Written request:
From the listing, collect all lines containing the word "población".

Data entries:
◇ ◇ ◇ ◇

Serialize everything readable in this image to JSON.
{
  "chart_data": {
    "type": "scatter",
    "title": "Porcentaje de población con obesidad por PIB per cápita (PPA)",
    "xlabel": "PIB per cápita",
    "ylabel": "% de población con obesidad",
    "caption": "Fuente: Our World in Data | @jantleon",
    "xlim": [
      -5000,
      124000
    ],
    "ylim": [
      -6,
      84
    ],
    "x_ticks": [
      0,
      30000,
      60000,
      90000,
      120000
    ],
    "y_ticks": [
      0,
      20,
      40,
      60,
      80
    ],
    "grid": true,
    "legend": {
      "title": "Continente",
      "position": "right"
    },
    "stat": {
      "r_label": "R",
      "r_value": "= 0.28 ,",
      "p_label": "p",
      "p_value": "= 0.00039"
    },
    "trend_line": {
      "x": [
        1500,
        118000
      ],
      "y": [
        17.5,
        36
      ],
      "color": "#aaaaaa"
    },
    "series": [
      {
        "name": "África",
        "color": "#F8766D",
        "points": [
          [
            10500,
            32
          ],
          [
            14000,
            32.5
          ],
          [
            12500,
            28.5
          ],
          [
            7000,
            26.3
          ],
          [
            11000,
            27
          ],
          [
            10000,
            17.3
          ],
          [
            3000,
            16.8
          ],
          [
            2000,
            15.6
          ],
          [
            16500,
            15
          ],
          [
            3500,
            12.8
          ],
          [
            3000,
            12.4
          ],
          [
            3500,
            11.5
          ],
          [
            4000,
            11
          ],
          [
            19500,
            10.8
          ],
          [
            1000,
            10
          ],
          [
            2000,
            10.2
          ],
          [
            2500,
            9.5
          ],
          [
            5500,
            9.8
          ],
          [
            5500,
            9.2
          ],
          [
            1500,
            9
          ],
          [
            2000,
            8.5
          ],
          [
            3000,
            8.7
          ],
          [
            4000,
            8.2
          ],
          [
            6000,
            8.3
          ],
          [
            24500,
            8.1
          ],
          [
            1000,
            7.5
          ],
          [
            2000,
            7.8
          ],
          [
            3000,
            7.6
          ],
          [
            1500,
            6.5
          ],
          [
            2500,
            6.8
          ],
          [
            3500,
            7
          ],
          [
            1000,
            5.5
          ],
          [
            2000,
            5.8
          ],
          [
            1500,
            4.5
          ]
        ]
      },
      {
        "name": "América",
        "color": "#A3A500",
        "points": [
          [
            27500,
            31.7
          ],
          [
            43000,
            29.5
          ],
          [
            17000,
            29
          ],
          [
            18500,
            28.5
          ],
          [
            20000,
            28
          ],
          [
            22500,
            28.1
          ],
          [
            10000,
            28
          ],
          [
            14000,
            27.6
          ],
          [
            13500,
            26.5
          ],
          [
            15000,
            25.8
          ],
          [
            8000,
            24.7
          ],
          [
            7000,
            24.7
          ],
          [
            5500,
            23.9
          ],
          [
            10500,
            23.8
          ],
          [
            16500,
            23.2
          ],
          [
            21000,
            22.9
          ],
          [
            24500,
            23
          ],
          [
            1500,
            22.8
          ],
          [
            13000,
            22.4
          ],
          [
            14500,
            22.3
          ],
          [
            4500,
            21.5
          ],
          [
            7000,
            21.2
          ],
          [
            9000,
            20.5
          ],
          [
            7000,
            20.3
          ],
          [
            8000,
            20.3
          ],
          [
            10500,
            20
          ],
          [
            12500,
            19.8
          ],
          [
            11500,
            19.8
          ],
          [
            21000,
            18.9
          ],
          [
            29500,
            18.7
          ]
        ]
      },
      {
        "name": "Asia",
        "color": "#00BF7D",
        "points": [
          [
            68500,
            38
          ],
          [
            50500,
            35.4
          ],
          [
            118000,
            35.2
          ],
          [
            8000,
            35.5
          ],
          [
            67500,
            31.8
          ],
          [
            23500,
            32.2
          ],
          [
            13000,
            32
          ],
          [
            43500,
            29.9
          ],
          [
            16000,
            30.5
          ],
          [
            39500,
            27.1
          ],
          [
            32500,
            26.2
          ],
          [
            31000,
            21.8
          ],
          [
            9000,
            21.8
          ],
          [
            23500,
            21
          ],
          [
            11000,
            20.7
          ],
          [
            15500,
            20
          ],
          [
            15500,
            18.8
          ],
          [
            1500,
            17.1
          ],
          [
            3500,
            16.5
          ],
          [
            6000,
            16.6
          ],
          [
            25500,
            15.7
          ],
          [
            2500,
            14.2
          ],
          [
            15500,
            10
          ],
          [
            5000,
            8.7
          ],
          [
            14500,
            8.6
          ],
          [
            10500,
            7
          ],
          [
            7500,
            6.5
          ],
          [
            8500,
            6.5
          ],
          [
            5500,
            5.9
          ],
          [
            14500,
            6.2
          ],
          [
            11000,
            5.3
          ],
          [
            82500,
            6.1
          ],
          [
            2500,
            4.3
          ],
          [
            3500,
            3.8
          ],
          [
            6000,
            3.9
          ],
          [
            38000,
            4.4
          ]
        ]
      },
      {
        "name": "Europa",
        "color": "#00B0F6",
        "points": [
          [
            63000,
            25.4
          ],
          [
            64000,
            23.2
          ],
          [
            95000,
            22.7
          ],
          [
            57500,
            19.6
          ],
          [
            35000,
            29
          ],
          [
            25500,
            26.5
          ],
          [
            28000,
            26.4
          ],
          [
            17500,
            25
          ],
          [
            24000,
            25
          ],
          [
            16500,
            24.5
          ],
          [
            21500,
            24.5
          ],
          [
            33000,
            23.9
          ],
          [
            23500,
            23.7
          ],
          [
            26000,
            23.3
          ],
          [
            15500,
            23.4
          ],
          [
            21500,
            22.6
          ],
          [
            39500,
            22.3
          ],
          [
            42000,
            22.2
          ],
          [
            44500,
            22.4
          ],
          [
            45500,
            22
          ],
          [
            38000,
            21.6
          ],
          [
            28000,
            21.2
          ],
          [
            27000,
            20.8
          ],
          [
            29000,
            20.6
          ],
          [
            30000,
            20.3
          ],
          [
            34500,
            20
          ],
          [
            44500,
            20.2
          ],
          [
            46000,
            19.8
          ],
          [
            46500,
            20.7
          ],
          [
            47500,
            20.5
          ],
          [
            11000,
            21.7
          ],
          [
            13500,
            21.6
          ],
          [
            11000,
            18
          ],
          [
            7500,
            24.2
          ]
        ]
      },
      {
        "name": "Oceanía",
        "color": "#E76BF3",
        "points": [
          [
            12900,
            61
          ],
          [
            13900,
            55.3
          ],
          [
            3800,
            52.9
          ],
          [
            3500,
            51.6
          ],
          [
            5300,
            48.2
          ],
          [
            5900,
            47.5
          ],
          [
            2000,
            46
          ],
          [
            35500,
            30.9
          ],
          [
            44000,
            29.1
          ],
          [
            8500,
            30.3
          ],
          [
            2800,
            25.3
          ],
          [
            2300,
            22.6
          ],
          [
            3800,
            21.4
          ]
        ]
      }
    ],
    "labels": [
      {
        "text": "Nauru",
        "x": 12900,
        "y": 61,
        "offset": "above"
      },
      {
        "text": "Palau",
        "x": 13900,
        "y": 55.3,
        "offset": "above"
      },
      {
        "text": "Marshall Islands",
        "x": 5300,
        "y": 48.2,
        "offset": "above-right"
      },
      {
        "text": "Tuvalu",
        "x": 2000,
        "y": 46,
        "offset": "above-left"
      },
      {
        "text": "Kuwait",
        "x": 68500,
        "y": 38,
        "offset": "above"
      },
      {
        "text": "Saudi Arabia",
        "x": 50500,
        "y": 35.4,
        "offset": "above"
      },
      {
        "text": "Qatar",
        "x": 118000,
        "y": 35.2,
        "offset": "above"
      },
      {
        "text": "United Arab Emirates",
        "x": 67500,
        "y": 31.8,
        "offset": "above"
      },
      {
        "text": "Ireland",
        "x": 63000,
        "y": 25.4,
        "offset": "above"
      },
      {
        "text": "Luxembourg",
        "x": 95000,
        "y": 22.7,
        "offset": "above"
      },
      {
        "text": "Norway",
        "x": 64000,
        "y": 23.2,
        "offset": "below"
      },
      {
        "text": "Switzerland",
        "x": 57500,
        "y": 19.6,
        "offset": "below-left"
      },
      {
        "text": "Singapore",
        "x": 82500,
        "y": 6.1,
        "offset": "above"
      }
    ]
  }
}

◇ ◇ ◇ ◇

Exercise result:
    "title": "Porcentaje de población con obesidad por PIB per cápita (PPA)",
    "ylabel": "% de población con obesidad",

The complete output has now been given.